- WHAT THE TASK REQUIRES: Gather each line in the entries that includes the string "watermark".

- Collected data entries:
_ _ _ _ _ _ _

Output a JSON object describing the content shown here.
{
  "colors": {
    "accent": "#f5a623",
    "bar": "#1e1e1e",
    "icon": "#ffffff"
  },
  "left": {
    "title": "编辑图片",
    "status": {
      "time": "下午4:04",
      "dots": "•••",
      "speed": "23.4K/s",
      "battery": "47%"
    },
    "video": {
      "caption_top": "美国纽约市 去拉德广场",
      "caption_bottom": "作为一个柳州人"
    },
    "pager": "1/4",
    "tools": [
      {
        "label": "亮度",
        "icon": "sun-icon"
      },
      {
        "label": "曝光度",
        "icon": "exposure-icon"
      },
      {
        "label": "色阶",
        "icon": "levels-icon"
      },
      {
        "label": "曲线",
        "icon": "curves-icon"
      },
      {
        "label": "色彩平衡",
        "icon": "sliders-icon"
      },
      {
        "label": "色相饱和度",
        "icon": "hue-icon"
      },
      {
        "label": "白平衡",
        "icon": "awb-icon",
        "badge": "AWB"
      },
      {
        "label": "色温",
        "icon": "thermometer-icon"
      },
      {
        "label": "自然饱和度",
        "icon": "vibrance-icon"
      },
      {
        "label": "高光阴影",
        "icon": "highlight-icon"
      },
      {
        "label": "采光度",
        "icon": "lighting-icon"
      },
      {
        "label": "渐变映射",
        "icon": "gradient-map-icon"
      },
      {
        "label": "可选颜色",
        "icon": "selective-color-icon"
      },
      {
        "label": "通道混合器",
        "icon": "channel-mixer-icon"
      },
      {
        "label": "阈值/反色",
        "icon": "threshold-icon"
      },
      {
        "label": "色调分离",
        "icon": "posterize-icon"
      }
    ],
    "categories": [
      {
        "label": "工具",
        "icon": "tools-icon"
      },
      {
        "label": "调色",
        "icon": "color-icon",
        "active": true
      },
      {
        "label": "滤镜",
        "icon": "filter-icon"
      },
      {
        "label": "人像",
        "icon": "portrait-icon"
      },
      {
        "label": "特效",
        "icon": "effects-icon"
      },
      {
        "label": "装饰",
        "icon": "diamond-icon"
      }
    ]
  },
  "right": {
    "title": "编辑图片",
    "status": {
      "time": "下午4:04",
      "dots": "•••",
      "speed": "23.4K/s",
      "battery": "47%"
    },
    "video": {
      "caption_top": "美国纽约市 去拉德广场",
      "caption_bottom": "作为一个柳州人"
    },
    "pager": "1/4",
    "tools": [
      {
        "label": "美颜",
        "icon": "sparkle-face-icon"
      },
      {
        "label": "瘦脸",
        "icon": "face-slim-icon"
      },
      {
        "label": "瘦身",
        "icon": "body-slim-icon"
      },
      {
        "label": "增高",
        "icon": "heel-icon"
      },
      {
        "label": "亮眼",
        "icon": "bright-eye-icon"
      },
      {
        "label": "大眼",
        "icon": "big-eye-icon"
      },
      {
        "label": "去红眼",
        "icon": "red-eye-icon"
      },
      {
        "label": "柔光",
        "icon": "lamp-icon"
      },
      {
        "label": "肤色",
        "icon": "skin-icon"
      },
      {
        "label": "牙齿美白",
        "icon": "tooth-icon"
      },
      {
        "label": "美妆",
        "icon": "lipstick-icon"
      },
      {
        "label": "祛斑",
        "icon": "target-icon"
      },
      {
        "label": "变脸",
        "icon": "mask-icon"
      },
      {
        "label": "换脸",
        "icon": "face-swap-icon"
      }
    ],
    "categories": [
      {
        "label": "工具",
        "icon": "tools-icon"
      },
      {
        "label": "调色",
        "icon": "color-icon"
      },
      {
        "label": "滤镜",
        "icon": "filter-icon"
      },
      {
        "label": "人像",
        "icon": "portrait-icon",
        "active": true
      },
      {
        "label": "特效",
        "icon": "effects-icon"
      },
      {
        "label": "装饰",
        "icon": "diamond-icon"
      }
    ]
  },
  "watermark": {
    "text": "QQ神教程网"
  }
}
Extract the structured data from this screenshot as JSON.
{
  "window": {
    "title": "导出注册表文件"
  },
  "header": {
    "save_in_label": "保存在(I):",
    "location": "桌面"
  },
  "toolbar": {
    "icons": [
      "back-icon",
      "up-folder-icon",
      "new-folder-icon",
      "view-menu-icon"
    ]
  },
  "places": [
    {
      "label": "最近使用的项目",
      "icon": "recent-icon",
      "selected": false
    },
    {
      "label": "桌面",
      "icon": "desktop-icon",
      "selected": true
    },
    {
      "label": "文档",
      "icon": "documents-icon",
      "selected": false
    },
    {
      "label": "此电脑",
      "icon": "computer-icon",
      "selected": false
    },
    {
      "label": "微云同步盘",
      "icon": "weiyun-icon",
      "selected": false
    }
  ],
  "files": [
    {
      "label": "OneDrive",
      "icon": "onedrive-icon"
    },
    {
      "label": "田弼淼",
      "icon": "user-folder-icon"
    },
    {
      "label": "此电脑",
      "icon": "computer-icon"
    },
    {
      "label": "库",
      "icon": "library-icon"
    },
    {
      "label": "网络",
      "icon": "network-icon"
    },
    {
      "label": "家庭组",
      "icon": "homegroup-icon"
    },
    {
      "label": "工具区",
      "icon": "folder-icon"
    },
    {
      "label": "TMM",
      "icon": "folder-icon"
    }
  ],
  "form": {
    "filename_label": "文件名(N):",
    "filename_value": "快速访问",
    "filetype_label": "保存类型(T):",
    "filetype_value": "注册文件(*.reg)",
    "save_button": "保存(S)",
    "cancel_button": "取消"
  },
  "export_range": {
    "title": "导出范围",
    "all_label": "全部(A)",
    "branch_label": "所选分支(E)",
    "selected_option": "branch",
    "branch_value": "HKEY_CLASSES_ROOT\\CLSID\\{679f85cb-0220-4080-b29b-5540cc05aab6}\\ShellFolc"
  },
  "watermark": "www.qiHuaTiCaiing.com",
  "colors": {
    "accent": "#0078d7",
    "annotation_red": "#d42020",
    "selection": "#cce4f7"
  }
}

_ _ _ _ _ _ _

- REPLY TO THE EXERCISE:
  "watermark": {
  "watermark": "www.qiHuaTiCaiing.com",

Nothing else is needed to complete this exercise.